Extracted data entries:
-------------------------
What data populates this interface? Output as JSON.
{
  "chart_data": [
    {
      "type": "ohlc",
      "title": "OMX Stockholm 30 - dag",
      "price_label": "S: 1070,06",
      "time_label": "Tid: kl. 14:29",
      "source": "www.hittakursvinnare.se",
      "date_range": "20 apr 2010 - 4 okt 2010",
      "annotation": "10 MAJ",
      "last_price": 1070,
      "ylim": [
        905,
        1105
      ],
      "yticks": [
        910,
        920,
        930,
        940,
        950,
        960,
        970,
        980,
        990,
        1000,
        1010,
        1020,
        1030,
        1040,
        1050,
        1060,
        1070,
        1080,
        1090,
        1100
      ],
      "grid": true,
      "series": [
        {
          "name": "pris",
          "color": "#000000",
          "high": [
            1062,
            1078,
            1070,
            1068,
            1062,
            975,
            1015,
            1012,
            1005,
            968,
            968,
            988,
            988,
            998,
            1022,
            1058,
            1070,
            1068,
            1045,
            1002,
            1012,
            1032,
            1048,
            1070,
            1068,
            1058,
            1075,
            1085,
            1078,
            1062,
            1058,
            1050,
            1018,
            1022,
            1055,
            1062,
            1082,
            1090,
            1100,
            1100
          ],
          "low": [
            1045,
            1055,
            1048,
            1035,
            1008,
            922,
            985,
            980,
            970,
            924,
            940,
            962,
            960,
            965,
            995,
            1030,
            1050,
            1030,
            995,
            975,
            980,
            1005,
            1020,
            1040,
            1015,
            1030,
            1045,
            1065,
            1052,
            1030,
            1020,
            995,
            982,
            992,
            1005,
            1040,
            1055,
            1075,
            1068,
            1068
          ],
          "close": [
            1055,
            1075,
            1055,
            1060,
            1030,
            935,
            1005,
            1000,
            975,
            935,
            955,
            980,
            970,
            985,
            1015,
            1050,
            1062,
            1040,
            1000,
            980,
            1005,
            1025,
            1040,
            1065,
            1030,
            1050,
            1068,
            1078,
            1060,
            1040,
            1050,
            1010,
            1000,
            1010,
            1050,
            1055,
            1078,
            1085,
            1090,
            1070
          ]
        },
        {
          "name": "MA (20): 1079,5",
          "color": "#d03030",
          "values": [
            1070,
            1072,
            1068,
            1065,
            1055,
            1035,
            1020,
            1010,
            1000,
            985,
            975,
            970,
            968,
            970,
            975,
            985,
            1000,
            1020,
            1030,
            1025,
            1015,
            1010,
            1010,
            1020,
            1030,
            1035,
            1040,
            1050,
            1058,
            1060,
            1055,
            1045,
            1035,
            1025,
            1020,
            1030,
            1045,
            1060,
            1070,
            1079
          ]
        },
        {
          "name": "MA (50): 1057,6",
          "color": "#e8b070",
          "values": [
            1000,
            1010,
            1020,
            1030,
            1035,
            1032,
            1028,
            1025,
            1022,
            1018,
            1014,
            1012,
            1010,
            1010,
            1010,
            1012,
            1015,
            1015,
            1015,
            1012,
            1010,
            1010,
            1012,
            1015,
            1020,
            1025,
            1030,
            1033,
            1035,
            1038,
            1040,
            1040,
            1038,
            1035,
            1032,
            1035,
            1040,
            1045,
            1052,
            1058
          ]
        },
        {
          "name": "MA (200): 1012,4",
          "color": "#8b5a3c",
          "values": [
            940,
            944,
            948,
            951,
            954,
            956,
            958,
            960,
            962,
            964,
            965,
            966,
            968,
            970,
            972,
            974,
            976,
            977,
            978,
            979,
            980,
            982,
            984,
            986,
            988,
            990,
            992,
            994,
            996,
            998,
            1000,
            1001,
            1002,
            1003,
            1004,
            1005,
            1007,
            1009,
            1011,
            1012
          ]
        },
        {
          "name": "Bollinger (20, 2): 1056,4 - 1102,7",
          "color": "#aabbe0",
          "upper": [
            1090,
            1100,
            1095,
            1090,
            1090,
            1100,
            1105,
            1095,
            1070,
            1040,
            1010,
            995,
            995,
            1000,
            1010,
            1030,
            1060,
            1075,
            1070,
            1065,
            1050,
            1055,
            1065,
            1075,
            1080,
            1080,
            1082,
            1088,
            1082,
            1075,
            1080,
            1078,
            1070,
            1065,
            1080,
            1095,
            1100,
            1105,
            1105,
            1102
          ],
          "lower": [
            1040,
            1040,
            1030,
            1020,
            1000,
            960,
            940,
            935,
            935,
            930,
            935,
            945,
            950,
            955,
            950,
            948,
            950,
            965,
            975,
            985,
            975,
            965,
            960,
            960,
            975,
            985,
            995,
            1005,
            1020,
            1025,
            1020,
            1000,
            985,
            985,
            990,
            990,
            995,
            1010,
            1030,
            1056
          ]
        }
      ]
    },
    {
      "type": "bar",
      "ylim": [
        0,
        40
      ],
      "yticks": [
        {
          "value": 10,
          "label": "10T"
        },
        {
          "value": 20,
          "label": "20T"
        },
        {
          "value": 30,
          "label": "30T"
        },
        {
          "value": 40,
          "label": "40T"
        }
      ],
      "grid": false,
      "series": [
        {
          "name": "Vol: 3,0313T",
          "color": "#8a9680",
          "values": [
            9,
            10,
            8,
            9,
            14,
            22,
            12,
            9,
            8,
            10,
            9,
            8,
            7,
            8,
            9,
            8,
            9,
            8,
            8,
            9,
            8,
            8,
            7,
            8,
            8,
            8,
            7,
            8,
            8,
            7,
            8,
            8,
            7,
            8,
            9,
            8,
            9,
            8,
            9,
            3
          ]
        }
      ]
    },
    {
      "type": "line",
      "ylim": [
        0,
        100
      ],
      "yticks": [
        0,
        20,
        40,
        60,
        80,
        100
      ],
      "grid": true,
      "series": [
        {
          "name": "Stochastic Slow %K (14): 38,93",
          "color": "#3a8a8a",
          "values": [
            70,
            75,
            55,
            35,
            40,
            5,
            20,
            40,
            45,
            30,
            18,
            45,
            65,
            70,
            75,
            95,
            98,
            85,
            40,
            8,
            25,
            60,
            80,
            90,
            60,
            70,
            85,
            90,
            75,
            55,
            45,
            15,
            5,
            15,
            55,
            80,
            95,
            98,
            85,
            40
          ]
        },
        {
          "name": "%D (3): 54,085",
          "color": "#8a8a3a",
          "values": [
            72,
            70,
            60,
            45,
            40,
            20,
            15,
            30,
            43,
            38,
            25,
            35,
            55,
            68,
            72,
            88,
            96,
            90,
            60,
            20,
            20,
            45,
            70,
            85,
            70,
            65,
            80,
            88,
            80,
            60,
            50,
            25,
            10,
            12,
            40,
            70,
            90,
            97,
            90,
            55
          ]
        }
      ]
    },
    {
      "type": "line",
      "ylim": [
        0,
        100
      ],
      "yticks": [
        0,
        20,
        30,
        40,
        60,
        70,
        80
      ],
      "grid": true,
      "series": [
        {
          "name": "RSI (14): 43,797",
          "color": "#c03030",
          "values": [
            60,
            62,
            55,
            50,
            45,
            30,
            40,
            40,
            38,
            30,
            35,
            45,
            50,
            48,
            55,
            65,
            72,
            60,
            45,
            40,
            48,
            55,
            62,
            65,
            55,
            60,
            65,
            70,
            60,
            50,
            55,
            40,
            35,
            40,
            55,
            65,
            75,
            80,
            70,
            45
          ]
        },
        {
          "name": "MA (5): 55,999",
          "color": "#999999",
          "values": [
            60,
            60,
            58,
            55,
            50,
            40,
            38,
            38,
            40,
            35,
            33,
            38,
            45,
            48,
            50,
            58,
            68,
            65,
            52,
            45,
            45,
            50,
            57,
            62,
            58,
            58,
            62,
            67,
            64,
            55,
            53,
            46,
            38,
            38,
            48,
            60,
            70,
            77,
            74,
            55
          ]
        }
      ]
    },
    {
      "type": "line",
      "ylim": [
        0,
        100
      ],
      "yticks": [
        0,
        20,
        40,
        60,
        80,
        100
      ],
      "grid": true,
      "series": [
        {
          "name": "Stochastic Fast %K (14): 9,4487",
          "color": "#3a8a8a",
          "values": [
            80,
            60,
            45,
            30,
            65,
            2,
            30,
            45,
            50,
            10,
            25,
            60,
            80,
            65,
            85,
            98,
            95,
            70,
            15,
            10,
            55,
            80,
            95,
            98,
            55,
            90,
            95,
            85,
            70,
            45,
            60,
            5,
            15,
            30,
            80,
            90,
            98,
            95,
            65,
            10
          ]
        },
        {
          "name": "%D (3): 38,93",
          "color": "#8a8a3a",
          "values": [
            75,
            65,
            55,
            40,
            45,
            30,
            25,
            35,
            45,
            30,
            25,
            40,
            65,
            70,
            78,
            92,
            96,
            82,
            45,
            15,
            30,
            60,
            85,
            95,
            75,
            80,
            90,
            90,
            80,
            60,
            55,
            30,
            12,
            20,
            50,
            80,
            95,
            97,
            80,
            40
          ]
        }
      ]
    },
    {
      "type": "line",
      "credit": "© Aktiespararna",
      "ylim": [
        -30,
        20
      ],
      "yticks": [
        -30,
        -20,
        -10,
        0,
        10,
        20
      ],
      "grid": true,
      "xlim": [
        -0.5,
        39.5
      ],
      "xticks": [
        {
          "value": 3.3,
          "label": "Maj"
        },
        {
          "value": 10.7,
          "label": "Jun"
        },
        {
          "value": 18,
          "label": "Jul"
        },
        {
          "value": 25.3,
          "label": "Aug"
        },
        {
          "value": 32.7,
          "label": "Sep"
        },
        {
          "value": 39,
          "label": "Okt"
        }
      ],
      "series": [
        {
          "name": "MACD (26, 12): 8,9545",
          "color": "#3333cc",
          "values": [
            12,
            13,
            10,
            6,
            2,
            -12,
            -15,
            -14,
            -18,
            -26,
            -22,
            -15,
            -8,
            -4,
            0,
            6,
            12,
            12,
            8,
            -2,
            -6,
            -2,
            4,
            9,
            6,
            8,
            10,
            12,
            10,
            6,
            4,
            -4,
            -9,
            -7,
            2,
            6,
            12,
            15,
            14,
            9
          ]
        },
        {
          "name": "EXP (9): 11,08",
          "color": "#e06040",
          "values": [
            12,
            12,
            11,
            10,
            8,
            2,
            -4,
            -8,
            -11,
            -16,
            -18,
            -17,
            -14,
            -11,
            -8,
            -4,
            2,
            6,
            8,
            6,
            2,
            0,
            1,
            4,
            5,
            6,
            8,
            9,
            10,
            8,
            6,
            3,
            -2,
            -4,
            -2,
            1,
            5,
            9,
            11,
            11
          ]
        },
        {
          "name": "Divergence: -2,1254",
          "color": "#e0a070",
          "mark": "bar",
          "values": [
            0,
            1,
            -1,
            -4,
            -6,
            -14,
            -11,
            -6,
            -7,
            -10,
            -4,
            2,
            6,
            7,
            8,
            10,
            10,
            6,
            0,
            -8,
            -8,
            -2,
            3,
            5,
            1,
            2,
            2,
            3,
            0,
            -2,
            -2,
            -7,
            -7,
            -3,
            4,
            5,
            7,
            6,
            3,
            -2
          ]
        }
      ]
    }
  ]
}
-------------------------
■ REQUIREMENTS ■
How many lines in the records above contain the word "Stochastic"? Reply with the number and nothing more.

■ ANSWER FOR THE TASK ■
2